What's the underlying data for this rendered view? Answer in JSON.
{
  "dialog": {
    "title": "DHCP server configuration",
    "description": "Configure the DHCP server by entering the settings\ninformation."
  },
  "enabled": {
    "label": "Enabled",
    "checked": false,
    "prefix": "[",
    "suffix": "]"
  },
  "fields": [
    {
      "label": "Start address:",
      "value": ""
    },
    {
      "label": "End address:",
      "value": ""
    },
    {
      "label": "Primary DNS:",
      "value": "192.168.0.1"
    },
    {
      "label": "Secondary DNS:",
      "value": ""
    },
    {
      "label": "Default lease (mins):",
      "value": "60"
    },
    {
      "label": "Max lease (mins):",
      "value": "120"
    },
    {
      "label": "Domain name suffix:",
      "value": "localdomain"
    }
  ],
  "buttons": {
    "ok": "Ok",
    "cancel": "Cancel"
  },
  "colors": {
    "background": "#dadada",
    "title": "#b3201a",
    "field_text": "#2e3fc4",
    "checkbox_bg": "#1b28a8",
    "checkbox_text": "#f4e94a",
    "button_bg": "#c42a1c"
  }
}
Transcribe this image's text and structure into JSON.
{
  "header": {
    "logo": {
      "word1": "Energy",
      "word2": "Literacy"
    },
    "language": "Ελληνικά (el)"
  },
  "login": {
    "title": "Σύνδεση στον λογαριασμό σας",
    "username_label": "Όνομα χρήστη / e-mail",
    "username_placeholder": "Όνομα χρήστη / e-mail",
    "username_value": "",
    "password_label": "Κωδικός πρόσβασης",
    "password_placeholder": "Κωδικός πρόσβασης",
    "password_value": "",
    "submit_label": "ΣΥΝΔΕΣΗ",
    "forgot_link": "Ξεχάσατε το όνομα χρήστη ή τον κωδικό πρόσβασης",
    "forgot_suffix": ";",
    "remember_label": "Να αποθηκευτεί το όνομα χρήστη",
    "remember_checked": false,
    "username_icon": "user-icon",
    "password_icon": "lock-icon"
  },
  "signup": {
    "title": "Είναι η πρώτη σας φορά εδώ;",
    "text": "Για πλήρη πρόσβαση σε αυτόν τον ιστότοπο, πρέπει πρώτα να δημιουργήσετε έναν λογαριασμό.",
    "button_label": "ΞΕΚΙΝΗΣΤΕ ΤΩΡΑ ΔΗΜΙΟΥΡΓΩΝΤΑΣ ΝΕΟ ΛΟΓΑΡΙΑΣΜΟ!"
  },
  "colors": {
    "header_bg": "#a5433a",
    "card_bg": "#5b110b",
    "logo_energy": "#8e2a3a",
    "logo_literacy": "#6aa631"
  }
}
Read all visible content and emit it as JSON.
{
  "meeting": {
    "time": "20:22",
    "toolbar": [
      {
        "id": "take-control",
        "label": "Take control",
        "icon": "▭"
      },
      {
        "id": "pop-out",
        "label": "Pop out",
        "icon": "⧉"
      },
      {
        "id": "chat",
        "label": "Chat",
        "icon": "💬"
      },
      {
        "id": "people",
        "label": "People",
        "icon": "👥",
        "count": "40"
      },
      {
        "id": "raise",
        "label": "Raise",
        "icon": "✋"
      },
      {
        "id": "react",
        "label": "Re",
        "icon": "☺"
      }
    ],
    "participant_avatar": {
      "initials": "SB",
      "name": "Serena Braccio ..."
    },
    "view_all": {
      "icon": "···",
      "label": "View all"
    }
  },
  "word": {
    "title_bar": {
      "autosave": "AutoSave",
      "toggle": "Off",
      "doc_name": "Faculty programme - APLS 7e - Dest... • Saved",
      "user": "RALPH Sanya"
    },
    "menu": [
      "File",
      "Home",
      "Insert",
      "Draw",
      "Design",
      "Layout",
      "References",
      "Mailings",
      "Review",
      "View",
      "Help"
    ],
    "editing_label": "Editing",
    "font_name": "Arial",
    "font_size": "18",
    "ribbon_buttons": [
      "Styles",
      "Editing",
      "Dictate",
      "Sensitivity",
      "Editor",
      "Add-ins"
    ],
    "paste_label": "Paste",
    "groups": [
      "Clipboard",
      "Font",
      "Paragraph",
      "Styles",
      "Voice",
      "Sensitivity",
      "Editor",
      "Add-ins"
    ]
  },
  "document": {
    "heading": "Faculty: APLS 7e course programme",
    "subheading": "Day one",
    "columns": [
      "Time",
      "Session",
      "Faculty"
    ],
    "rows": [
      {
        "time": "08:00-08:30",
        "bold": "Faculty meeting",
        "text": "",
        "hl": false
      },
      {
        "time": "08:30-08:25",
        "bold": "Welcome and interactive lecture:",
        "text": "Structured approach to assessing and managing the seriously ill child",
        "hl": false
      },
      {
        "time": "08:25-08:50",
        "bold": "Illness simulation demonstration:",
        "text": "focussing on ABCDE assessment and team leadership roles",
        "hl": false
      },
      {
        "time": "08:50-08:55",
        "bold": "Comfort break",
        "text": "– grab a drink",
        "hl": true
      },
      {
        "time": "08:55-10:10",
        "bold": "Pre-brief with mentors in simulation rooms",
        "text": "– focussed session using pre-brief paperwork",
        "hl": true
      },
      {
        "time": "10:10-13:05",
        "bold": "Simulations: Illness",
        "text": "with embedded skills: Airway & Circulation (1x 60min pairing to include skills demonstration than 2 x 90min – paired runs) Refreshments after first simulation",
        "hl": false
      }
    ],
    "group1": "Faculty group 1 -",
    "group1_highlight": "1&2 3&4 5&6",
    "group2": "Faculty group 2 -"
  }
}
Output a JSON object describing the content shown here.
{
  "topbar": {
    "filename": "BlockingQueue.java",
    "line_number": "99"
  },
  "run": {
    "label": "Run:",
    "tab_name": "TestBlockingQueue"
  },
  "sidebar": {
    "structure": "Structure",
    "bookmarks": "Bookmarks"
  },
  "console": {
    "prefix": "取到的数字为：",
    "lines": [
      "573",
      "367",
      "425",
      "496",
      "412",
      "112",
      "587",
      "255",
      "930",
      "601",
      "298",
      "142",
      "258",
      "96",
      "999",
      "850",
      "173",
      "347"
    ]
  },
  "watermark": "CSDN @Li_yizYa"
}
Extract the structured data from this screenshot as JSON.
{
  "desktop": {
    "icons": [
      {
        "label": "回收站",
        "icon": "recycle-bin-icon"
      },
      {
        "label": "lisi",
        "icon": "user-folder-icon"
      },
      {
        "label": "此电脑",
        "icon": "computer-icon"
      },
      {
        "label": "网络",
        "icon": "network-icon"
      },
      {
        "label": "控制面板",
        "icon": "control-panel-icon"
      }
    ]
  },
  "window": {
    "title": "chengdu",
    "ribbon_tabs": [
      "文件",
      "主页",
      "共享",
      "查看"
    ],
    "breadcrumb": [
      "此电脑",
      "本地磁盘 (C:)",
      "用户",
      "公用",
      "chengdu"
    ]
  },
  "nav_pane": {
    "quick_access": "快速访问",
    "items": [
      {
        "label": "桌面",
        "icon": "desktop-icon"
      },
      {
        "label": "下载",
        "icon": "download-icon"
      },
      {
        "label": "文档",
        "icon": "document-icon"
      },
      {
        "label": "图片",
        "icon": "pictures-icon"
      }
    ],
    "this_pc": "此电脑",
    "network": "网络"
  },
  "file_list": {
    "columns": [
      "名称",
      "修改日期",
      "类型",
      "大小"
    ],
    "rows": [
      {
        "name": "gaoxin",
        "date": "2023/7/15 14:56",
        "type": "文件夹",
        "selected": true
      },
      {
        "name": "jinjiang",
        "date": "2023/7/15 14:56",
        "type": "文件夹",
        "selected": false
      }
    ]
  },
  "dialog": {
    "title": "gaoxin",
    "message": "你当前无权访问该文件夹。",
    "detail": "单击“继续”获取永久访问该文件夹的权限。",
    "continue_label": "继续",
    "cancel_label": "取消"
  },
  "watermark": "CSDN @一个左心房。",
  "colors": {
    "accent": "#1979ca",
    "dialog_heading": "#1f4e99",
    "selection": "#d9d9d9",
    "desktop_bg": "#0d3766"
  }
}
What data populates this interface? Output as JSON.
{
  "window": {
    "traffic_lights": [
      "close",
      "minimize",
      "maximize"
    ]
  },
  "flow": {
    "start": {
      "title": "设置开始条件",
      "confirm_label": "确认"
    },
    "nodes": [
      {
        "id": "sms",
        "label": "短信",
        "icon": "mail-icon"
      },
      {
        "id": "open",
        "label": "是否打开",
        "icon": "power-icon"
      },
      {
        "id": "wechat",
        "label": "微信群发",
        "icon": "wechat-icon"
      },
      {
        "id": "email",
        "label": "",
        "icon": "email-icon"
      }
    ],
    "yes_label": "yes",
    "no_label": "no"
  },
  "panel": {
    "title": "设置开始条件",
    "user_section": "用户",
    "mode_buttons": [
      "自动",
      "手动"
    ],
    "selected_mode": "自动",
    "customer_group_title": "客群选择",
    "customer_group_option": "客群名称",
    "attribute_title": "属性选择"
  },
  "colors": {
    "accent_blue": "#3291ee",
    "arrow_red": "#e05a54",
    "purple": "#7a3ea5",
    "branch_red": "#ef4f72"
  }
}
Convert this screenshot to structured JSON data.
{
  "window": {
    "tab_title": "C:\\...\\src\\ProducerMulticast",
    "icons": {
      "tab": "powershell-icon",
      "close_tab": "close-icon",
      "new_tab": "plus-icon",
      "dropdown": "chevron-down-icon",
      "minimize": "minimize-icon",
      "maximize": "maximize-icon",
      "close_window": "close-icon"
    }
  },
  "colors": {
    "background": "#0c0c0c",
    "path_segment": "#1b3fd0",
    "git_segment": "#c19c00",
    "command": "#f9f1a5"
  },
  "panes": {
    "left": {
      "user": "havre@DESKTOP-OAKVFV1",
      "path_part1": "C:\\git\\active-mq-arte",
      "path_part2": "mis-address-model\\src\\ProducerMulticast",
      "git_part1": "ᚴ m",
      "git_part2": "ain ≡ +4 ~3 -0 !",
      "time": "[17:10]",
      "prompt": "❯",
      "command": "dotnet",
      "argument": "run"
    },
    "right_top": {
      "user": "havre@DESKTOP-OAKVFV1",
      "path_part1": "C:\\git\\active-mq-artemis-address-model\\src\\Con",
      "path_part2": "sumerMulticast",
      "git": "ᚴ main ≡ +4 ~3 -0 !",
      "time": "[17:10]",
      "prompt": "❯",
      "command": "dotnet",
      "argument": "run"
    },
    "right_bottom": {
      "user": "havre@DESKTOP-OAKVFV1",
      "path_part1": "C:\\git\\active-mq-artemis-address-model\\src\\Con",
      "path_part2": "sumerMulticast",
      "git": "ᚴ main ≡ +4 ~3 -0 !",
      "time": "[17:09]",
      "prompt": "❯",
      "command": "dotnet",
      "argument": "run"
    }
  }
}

- AIM: Scan the data above and copy every line with "CSDN" in it.

- IN RESPONSE:
  "watermark": "CSDN @Li_yizYa"
  "watermark": "CSDN @一个左心房。",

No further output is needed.